---------- QUOTED TEXT ----------

Ask HN: How has your experience with AWS Lambda been? - z0a
I&#x27;ve been thinking about trying out AWS Lambda for my next project and would just like to survey the community: how are you currently using Lambda (i.e. current setup, the product, etc)? How has the cost, performance, and scalability been? Any issues or deal-breakers? Would you use Lambda for your next project?<p>Thanks!
======
dev_throw
In my experience so far (devOps and managing infrastructure) it is a great way
to run one-off scripts in Python, JS and now Golang to invoke other services
(eg. step functions, or other lambdas), publish to SNS topics or describe
tables in dynamo, you get the gist. The advantage is that you only get charged
for the time you use it, and their free tier is generous, so our bills from
Lambda are negligible.

The paradigm I use is that of treating Lambda as "glue" between services, and
it has worked out amazingly well for that. Quick invocations, seemingly
infinite scaling. CW logs (monitoring) could be better, but tools like Apex
help with parsing them.

---------- INFORMATION PROVIDED ----------

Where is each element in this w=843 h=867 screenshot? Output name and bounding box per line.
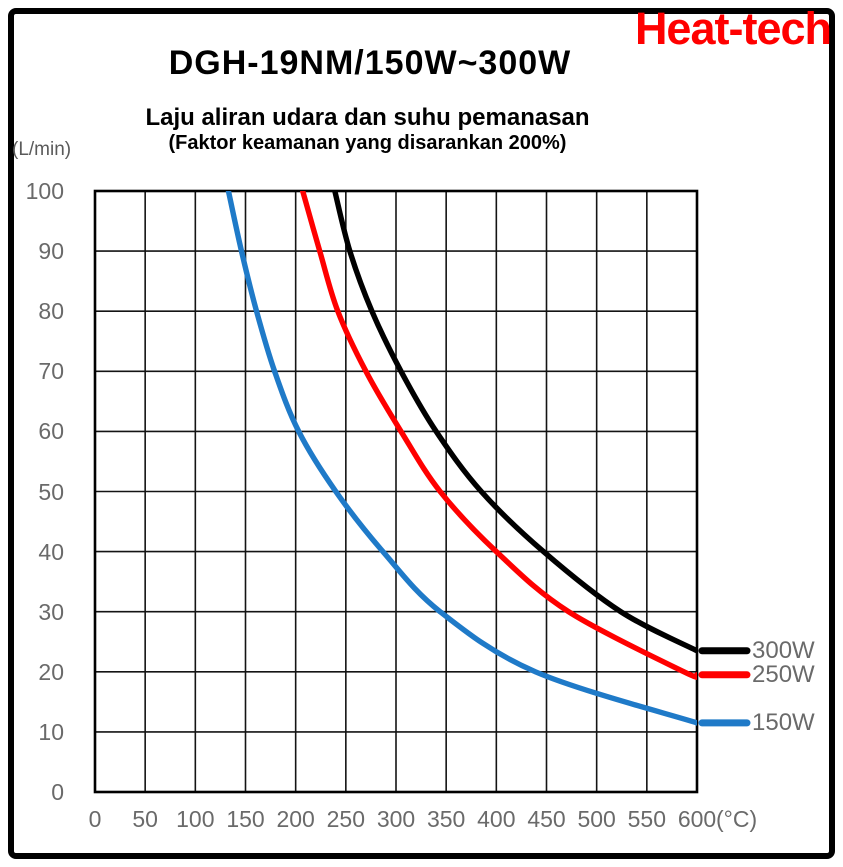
legend-label-300w: 300W [752,636,815,664]
plot-border [93,189,699,794]
safety-note: (Faktor keamanan yang disarankan 200%) [168,132,567,154]
x-tick-200: 200 [276,806,315,832]
y-axis-unit: (L/min) [12,139,72,160]
page-title: DGH-19NM/150W~300W [168,44,572,82]
x-tick-300: 300 [376,806,416,832]
x-tick-600: 600 [677,806,717,832]
y-tick-0: 0 [51,779,64,805]
curve-250w [299,191,697,680]
y-tick-90: 90 [38,238,64,265]
x-axis-unit: (°C) [716,806,758,832]
y-tick-40: 40 [38,538,64,565]
brand-logo: Heat-tech [634,3,832,54]
x-tick-50: 50 [132,806,158,832]
x-tick-400: 400 [477,806,516,832]
y-tick-30: 30 [38,598,64,625]
x-tick-100: 100 [176,806,215,832]
x-tick-150: 150 [226,806,265,832]
y-tick-20: 20 [38,658,64,685]
y-tick-10: 10 [38,718,64,745]
x-tick-550: 550 [627,806,667,832]
chart-subtitle: Laju aliran udara dan suhu pemanasan [145,104,590,131]
legend-label-150w: 150W [752,708,815,736]
y-tick-80: 80 [38,298,64,325]
y-tick-60: 60 [38,418,64,445]
x-tick-450: 450 [527,806,566,832]
y-tick-70: 70 [38,358,64,385]
x-tick-0: 0 [88,806,102,832]
curve-150w [225,191,697,726]
x-tick-250: 250 [326,806,366,832]
legend-label-250w: 250W [752,660,815,688]
curve-300w [332,191,697,654]
y-tick-100: 100 [25,178,64,204]
x-tick-500: 500 [577,806,616,832]
y-tick-50: 50 [38,478,64,505]
x-tick-350: 350 [426,806,466,832]
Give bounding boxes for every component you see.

----------

TASK REQUIREMENTS ▸
(a) In the AWS Lambda thread, which tool does dev_throw say helps with parsing CW logs?
(b) Resume the AWS Lambda thread from its last sentence.
The lines are separate material, apart from the AWS Lambda thread.

RESPONSES TO THE EXERCISE ▸
(a) Apex.

(b)
------
ajoy
AWS lambda should be thought of as functions that can be scaled independently.

I can write the functions in any one of the languages that are supported and
they are all interlace-able through an interface. If I need to use ML and
prefer python libraries, I can do that and call python from a nodejs function
or vice-versa. All this without having to worry abt keeping a server up and
secure and scaling.

There are issues with loading times and cost, but easily the best thing that
happened for me as a single dev proving out a product MVP.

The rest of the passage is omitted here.